#### [JOB]
Lines containing the word "injury" are the ones to copy from the records below.

* Begin RECORDS SHOWN *

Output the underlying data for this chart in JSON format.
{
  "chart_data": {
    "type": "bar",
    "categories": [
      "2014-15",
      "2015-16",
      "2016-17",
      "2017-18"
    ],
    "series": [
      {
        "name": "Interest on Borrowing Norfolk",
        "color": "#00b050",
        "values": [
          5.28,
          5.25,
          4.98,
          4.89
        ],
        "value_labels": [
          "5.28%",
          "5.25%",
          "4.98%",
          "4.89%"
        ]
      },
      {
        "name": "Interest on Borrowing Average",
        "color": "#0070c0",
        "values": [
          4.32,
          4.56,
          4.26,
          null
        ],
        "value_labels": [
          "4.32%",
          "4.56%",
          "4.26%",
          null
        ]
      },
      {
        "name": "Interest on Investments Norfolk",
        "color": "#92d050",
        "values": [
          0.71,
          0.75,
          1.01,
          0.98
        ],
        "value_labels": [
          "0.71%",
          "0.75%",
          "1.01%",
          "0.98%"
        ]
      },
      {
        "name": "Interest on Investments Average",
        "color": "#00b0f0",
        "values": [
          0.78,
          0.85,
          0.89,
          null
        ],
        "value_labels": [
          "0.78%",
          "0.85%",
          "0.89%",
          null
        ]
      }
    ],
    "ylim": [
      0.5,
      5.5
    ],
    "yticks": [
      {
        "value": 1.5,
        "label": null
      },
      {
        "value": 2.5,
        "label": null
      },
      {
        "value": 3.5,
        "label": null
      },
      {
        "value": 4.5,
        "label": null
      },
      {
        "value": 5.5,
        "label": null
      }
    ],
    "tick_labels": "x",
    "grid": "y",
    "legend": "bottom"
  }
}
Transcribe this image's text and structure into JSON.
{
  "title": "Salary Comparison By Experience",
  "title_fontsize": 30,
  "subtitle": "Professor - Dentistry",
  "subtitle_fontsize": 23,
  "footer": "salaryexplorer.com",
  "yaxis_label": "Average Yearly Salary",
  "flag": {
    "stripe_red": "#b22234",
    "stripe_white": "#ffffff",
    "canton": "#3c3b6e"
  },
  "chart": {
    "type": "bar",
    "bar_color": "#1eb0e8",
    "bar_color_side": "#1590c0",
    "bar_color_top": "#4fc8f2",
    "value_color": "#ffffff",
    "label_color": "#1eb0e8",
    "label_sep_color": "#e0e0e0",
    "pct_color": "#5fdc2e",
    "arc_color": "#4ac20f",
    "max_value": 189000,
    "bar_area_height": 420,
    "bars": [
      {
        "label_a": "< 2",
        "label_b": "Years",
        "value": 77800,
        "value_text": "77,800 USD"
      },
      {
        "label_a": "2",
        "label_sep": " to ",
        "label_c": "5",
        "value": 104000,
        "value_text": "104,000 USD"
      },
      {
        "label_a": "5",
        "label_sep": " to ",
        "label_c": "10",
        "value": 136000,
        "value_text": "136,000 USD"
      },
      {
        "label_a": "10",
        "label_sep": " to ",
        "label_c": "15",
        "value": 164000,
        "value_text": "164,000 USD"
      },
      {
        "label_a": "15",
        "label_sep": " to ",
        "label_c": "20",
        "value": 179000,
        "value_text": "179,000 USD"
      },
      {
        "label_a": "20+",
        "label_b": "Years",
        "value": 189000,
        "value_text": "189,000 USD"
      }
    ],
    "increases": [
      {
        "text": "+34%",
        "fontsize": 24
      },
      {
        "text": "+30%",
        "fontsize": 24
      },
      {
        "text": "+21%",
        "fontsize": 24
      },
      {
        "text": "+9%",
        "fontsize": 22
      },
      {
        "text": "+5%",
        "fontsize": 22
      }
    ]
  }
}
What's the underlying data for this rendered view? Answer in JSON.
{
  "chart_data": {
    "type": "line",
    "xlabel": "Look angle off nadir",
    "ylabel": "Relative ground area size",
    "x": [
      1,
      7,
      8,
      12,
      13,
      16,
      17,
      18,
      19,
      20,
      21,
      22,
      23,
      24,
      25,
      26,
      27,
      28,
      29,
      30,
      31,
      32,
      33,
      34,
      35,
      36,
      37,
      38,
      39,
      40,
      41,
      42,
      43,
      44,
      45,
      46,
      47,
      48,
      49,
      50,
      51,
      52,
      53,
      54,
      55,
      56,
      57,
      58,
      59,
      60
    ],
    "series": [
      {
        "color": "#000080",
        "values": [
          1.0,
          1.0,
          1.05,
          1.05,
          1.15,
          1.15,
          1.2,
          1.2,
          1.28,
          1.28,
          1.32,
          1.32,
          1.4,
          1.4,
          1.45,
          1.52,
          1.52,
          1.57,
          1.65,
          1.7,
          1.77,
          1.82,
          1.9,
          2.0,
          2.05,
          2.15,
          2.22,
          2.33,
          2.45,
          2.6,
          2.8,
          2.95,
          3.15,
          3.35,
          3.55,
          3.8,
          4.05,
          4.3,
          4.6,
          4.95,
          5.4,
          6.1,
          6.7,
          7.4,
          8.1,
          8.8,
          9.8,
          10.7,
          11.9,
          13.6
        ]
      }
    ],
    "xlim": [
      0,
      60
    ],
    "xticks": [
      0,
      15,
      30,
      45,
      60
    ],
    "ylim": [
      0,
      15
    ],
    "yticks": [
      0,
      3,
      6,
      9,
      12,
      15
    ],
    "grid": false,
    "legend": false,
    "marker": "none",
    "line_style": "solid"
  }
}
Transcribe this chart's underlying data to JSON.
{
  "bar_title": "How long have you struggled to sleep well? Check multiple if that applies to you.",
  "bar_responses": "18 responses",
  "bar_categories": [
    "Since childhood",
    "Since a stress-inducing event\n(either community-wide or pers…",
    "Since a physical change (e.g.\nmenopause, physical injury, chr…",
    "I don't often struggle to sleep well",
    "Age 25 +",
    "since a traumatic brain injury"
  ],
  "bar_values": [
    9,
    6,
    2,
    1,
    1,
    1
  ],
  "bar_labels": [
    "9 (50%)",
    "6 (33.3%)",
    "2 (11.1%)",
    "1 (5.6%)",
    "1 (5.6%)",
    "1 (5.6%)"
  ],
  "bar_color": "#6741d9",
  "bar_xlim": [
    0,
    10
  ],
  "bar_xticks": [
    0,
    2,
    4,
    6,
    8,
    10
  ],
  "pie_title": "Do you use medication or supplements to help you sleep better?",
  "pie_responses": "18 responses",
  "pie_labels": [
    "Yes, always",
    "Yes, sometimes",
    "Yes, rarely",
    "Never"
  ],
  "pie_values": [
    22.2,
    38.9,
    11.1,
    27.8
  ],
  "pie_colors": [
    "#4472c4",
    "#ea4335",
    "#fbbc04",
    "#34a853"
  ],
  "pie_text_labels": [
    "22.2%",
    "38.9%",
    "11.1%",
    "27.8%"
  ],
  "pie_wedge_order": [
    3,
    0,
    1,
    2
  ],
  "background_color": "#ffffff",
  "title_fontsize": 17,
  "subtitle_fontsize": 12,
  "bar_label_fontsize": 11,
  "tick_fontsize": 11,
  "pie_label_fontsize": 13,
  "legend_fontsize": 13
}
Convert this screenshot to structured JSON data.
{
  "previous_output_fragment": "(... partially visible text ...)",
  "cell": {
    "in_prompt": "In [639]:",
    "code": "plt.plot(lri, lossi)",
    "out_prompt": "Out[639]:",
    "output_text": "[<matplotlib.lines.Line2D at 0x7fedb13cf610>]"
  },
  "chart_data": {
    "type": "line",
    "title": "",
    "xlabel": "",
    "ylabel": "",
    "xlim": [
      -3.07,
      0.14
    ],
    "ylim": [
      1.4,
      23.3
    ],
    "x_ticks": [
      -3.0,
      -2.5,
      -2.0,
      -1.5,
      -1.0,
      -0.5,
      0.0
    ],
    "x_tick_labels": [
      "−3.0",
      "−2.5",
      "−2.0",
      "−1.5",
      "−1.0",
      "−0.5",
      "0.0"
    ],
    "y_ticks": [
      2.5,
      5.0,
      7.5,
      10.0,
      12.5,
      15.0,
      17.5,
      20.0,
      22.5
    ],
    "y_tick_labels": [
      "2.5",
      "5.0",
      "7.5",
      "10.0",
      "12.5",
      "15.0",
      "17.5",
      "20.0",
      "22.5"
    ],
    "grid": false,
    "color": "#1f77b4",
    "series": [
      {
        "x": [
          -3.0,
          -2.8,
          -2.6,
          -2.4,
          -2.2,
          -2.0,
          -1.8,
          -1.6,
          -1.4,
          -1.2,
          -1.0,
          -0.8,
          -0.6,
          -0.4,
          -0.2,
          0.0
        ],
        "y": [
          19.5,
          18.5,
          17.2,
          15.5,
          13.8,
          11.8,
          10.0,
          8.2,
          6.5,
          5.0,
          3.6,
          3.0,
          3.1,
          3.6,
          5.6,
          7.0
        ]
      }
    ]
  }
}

* End RECORDS SHOWN *

#### [RESPONSE BELOW]
    "Since a physical change (e.g.\nmenopause, physical injury, chr…",
    "since a traumatic brain injury"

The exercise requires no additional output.